Anticipation and expectation at last has come to a head as I discover what will occur. Blood courses through my veins at a speed that is inconceivable. My equilibrium is off, I become light-headed with a certain and unmistakable anxiety. I am prepared but what frightens me is this dull and nagging pain that effects my right leg. Why did this happen? Did I push too hard? I am at a literal point of nausea. The meaning of the events to come cannot be described in these words that I write. It is a culmination of everything that I have dedicated to my own pursuit. And this pursuit was one that was never in the forefront of my mind. Because it never occurred to me just what this journey has allowed me to become. I am in my prime--yes, there is still a road before me--one of great distance. But I am ready; I was meant for this moment and it was meant for me. Is this yet another challenge of strength and will? Pain may overcome me--but I will fight through it with every fiber of my being. And the competition; how will I fare? I have confidence in not only my physical strength and technical abilities, but also my mental fortitude. Will I be racing against the clock or my performing peers of persistence? If it is the clock or the others, personal shame can be the only negative consequence. I must give myself entirely to the moment. And there will be more than moment, so I must search deep within myself each time, and find the necessary tools of toughness to aid in my success! But again, as I write, my conscious mind drifts back to my leg...it feels okay. But how will it feel tomorrow...the next day?

Some items:
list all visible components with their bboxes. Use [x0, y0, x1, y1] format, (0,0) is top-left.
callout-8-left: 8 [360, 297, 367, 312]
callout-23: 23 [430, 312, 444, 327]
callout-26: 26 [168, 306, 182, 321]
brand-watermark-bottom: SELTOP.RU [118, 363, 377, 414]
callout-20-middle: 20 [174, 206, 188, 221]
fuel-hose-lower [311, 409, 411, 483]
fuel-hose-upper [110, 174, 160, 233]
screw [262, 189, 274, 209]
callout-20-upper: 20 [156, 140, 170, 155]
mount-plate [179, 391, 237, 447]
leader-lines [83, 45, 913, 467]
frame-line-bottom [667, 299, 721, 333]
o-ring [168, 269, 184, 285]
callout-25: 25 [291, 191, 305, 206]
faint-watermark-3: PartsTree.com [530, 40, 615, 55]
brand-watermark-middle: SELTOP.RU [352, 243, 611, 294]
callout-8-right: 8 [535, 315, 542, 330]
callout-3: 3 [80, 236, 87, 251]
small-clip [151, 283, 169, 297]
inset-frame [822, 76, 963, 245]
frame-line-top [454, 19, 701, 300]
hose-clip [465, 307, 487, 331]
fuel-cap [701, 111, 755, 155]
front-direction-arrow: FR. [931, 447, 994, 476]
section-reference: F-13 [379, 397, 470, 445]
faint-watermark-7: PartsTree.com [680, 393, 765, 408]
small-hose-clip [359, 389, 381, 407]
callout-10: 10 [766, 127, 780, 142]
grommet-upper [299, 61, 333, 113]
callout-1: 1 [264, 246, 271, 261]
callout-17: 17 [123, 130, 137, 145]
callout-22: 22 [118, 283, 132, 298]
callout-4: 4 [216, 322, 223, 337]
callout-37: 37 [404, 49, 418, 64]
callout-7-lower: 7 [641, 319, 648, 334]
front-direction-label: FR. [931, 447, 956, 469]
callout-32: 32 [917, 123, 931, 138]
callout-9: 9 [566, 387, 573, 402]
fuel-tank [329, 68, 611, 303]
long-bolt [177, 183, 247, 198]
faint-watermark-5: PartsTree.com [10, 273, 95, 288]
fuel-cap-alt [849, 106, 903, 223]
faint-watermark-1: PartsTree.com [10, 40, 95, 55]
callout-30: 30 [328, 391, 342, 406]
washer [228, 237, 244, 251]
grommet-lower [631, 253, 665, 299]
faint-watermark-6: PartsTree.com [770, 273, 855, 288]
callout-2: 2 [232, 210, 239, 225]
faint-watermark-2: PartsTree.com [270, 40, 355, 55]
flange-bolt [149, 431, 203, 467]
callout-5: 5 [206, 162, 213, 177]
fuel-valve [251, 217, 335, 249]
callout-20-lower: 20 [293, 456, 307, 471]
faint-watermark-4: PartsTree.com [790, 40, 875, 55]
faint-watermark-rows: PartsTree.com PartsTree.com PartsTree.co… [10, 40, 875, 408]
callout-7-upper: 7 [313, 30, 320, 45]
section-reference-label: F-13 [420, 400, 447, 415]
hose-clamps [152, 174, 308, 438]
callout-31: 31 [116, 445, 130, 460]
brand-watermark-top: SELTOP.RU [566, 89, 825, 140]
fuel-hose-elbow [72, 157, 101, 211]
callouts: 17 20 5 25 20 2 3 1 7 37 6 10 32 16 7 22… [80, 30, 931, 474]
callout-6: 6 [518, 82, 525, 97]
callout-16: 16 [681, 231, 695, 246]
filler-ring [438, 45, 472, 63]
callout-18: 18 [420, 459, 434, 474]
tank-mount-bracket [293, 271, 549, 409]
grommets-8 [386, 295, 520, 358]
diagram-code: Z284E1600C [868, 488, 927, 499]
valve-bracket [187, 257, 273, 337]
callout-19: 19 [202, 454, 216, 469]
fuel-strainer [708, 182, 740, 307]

### EXERCISE INSTRUCTIONS
Continue the first-person reflection on an upcoming race and an aching right leg, starting right after its final question.

### WRITTEN RESPONSE
As the wearisome day rolls along in perpetual pain, I decide to change my way of thinking. Doing this actually causes a soothing remedy to my now insignificant injury. Insignificant you ask? Just moments ago I was whining about how this was going to be a huge hindrance to my success. Oh yes, that is what I thought, but my mind is stronger than that. I want this. I need this. I will devote what is needed in order to be triumphant in my endeavor. This experience--this moment means too much to me to worry about some small, seemingly inconsequential injury.
I will represent our cause - not only in our native region - but globally. Someday, what we do will be the standard. This has become so much more to me than becoming the best possible athlete I can be. My life, my perspective, have been so dramatically altered that I cannot even begin to remember how things used to be. Cultish? Brainwashed? On the absolute contrary my friends...for this life that I now lead is one of positive pride, lasting and sincere friends...and family.
What I accomplish in the brief haze of harrowing Hell, transcends into every facet of my life.
Because through these dreams, stems a reality so tangible it is as if I am practically living it already. The future may always be uncertain, but the visions that course through my conscious mind, are all but as true as the earth is round. For when I discover something sacred, I am compelled to grab on with such ferocity that I will die before I let go. As these words pour forth, so does my heart--but a dam surrounds it, restraining the flood. Do I allow this dam to be broken, or do I protect the helpless heart?
I allowed it.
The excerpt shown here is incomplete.